(Collected data entries)
- - - - - - -
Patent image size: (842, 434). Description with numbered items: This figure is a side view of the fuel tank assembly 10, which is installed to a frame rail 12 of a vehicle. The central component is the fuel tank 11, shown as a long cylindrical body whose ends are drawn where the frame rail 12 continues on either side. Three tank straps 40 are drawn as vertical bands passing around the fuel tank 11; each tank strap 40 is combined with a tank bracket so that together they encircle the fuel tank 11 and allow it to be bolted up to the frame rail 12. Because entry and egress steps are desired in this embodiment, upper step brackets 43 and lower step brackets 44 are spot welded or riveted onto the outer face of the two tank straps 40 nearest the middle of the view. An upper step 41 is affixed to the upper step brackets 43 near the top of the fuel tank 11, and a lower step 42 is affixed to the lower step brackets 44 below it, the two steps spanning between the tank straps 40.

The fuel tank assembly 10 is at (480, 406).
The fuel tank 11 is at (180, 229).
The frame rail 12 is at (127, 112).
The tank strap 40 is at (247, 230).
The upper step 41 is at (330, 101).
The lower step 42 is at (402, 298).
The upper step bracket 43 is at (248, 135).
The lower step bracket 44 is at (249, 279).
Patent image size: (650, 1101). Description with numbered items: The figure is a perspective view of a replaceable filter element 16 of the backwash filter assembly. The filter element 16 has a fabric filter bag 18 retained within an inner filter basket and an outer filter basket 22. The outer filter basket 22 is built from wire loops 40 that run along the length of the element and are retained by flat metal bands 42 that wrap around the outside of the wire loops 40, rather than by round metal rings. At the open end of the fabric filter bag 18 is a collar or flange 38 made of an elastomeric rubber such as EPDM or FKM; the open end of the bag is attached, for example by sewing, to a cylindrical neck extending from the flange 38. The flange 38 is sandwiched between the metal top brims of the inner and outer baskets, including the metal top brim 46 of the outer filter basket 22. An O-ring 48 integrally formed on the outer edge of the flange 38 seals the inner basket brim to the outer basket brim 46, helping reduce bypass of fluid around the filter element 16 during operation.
- - - - - - -
▸ WORK TO COMPLETE: Starting at the first row and ending at the line containing "The lower step bracket 44 is at (249, 279).", write those lines again with "side view" swapped for "lateral view" and everything else unchanged.

▸ THE SOLUTION:
Patent image size: (842, 434). Description with numbered items: This figure is a lateral view of the fuel tank assembly 10, which is installed to a frame rail 12 of a vehicle. The central component is the fuel tank 11, shown as a long cylindrical body whose ends are drawn where the frame rail 12 continues on either side. Three tank straps 40 are drawn as vertical bands passing around the fuel tank 11; each tank strap 40 is combined with a tank bracket so that together they encircle the fuel tank 11 and allow it to be bolted up to the frame rail 12. Because entry and egress steps are desired in this embodiment, upper step brackets 43 and lower step brackets 44 are spot welded or riveted onto the outer face of the two tank straps 40 nearest the middle of the view. An upper step 41 is affixed to the upper step brackets 43 near the top of the fuel tank 11, and a lower step 42 is affixed to the lower step brackets 44 below it, the two steps spanning between the tank straps 40.

The fuel tank assembly 10 is at (480, 406).
The fuel tank 11 is at (180, 229).
The frame rail 12 is at (127, 112).
The tank strap 40 is at (247, 230).
The upper step 41 is at (330, 101).
The lower step 42 is at (402, 298).
The upper step bracket 43 is at (248, 135).
The lower step bracket 44 is at (249, 279).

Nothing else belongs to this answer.